# [Dataset records]
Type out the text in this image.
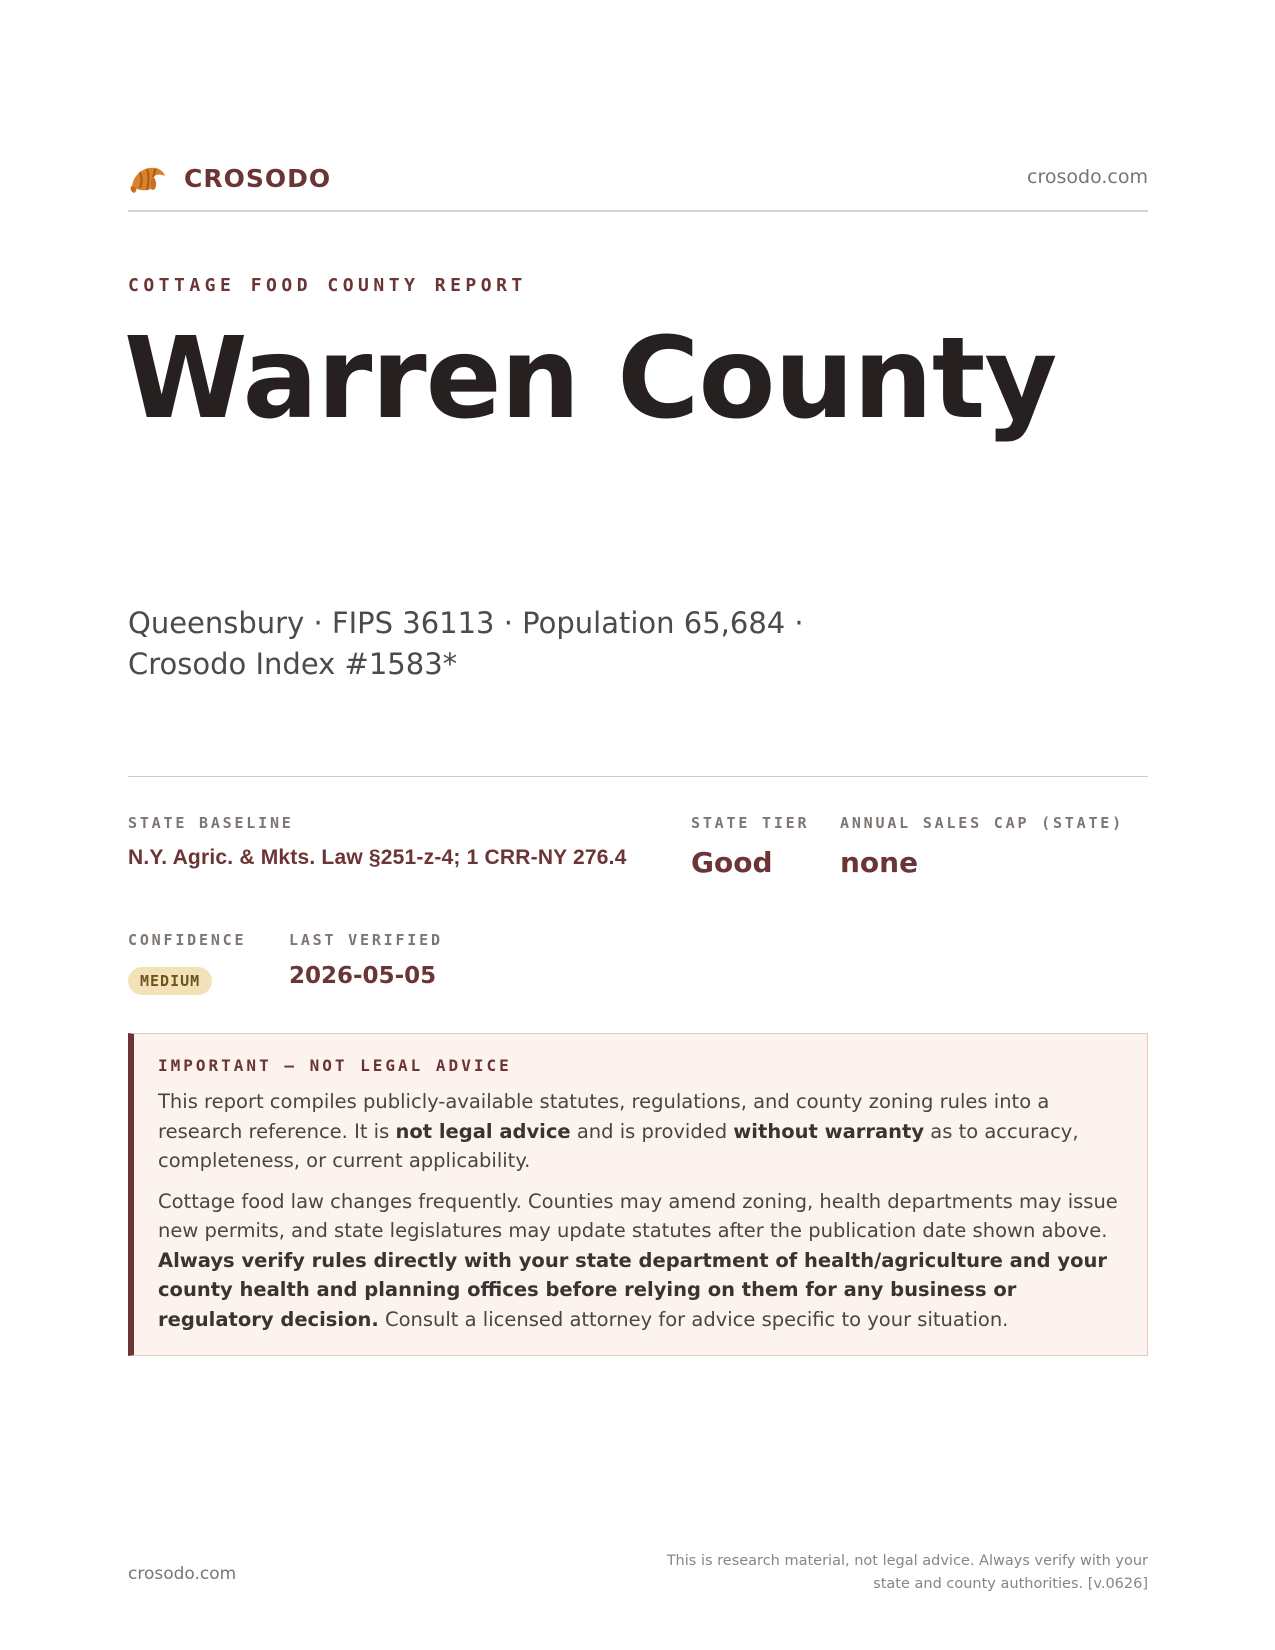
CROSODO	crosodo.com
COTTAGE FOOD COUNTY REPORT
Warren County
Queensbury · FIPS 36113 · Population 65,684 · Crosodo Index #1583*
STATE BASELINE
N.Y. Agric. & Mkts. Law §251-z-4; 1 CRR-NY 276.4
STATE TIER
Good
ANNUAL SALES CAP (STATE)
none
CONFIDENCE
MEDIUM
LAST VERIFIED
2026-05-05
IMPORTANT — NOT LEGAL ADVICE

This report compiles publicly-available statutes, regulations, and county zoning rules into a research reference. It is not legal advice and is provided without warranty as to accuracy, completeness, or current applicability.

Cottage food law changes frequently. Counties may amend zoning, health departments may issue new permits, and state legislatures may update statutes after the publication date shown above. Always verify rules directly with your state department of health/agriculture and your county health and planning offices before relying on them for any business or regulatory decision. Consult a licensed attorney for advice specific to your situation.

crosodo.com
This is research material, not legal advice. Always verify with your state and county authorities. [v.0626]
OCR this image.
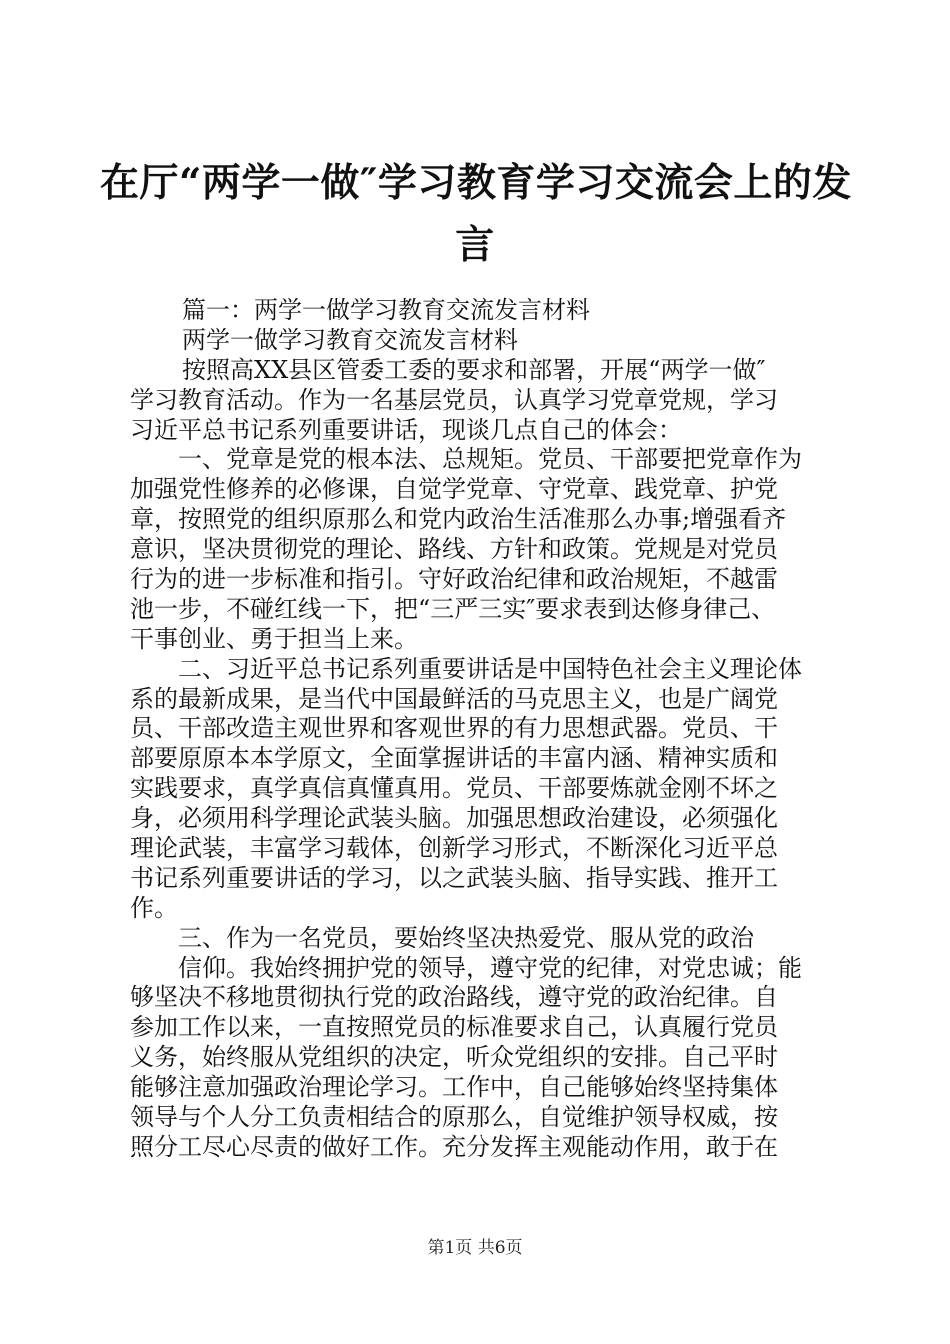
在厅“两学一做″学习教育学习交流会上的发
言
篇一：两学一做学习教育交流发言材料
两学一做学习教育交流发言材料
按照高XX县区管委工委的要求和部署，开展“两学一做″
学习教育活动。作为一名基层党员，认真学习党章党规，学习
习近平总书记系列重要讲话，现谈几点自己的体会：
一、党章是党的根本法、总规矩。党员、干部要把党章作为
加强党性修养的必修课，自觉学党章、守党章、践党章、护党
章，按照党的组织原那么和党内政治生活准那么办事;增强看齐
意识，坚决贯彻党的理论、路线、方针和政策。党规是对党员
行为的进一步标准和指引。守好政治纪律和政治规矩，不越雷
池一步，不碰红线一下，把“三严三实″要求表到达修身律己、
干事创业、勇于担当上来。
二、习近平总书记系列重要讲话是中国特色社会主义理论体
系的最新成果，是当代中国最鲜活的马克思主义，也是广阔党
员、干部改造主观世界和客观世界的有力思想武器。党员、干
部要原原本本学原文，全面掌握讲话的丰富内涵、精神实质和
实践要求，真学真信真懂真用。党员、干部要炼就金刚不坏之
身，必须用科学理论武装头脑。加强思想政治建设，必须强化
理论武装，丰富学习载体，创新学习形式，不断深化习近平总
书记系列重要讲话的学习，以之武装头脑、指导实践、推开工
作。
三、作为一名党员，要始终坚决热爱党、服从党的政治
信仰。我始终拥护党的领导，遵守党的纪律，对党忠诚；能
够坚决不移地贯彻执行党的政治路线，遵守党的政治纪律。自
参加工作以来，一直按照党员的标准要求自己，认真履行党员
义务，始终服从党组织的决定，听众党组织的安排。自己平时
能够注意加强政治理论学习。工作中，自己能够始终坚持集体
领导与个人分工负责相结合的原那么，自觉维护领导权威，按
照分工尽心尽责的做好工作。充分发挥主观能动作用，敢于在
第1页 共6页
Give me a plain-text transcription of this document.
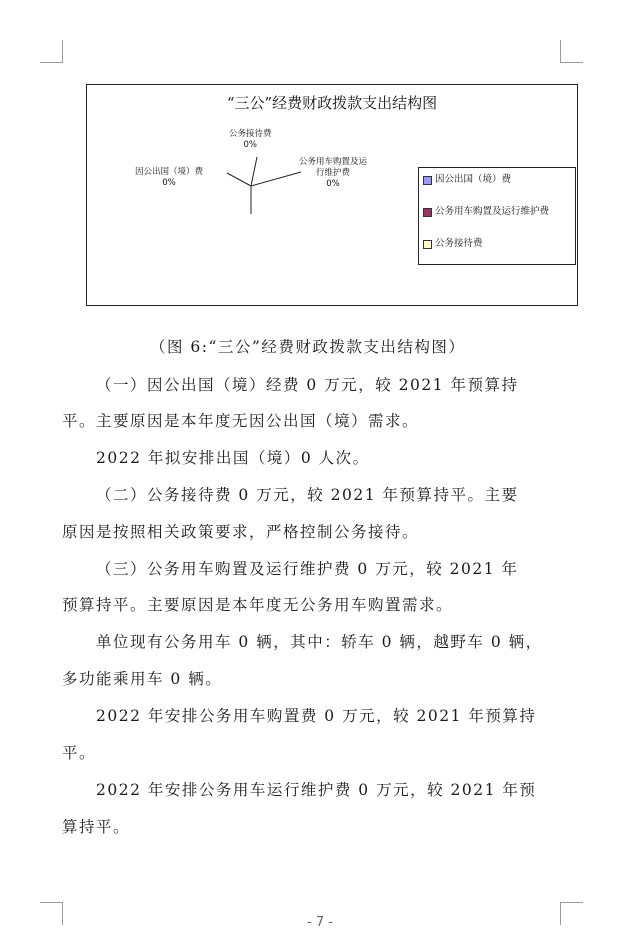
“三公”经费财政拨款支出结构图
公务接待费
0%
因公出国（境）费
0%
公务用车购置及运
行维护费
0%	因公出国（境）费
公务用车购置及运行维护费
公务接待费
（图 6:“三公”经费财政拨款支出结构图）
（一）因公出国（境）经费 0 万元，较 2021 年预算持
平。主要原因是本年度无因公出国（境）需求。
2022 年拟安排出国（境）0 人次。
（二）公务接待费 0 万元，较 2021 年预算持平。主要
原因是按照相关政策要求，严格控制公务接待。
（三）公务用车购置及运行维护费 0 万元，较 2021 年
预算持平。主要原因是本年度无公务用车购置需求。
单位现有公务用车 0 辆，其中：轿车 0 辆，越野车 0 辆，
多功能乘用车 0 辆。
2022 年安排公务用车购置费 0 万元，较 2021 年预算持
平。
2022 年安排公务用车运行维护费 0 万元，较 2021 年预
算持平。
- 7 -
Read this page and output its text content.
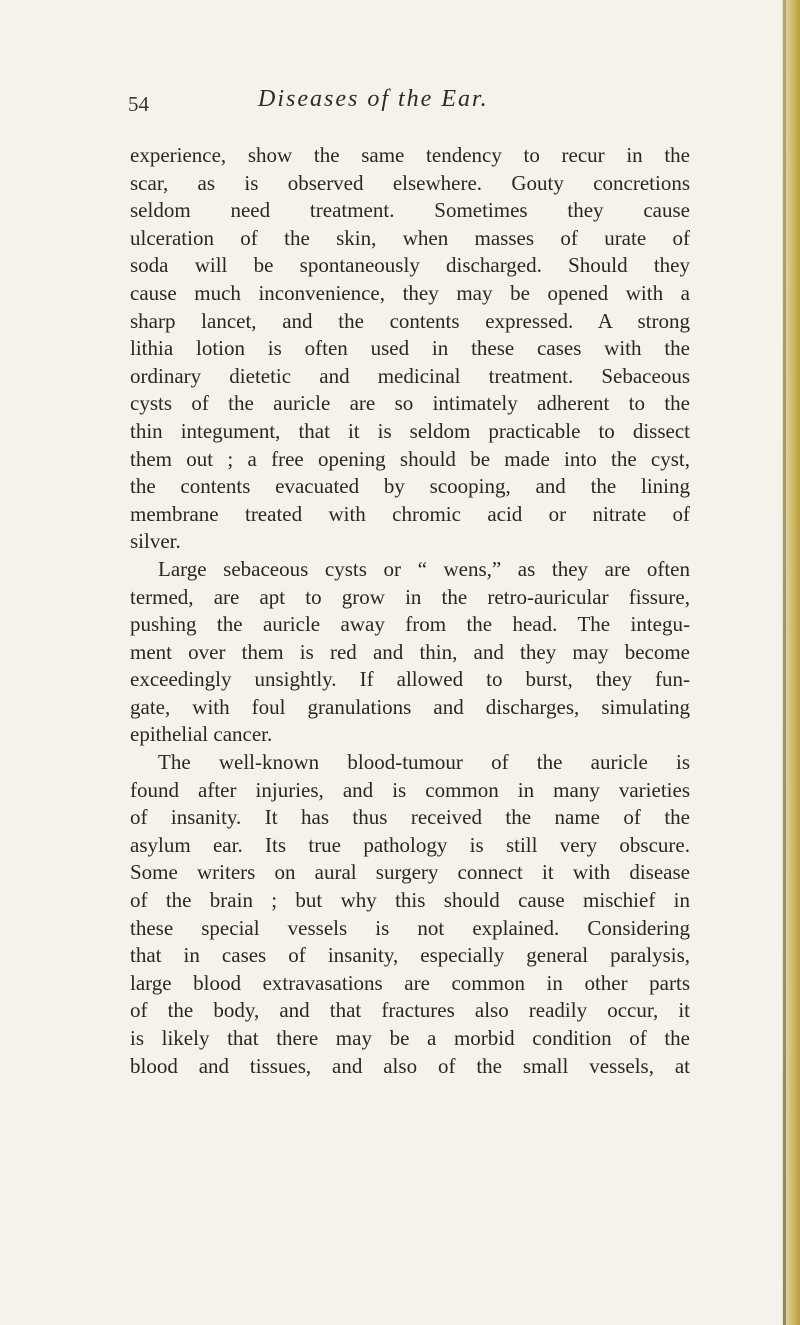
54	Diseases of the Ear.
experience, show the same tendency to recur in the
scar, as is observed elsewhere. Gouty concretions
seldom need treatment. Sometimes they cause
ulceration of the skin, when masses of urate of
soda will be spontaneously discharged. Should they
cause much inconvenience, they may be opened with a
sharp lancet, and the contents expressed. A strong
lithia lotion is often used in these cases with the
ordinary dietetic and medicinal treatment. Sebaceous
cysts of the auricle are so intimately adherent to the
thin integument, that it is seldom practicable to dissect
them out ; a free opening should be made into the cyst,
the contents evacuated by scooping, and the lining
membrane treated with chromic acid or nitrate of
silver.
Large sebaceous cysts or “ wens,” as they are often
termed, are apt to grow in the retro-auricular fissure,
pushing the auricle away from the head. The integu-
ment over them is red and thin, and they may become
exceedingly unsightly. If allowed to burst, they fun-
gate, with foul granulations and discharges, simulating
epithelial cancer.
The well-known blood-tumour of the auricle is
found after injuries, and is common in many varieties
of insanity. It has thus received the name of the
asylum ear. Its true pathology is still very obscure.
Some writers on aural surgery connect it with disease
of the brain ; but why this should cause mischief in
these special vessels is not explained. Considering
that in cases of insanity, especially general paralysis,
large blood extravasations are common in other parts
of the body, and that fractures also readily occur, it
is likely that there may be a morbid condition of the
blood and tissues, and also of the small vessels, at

# [Short problem]
In the material above, find the lines that contain "insanity" and show them.

# [Expected answer]
of insanity. It has thus received the name of the
that in cases of insanity, especially general paralysis,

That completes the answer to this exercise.